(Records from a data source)
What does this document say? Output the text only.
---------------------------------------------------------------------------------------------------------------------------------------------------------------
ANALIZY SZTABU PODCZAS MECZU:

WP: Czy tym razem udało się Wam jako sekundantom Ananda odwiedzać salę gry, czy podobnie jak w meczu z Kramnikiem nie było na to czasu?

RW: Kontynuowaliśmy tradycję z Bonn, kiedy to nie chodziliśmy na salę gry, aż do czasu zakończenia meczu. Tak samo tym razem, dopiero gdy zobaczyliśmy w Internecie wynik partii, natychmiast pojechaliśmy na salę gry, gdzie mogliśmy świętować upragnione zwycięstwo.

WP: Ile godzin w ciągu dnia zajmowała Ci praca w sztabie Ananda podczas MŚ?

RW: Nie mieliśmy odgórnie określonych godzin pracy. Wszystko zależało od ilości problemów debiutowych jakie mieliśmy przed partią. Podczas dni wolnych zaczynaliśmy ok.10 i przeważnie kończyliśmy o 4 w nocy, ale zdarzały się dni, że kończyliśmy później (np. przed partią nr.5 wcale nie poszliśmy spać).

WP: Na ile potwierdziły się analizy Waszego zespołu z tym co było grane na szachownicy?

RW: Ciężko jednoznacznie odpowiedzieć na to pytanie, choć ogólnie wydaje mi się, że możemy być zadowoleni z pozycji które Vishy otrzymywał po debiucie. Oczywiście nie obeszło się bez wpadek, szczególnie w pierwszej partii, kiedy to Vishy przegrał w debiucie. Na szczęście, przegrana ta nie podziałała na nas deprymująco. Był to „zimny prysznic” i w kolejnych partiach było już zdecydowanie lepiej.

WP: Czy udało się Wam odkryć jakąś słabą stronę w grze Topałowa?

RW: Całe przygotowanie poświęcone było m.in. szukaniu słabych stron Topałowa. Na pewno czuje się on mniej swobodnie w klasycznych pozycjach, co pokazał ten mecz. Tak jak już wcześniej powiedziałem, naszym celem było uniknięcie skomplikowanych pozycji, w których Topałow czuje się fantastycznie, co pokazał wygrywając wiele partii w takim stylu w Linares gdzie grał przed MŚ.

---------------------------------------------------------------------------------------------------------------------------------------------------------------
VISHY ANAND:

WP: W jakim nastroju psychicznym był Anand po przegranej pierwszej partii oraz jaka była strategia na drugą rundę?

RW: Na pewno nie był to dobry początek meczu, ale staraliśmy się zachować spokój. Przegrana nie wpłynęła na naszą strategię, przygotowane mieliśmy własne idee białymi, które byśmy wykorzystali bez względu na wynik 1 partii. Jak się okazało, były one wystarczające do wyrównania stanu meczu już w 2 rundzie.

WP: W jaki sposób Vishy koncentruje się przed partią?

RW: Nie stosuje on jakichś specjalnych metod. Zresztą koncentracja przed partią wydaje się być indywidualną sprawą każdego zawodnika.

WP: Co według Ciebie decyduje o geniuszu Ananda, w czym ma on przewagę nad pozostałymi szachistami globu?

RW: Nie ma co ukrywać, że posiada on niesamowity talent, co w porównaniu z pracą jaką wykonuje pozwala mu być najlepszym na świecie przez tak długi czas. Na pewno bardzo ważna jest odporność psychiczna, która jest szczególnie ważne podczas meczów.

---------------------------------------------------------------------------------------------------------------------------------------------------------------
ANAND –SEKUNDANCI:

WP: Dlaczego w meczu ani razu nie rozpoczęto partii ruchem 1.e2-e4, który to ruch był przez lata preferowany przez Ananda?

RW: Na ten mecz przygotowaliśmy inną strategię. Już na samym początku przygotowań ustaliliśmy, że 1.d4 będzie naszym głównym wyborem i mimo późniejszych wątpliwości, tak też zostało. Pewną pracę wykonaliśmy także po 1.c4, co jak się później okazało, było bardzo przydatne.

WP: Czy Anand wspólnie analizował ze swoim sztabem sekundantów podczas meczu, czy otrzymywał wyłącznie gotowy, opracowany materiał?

§ **Problem requirements**
Which lines hold the word "Ananda"? Copy all of them.

§ **Final answer**
WP: Czy tym razem udało się Wam jako sekundantom Ananda odwiedzać salę gry, czy podobnie jak w meczu z Kramnikiem nie było na to czasu?
WP: Ile godzin w ciągu dnia zajmowała Ci praca w sztabie Ananda podczas MŚ?
WP: Co według Ciebie decyduje o geniuszu Ananda, w czym ma on przewagę nad pozostałymi szachistami globu?
WP: Dlaczego w meczu ani razu nie rozpoczęto partii ruchem 1.e2-e4, który to ruch był przez lata preferowany przez Ananda?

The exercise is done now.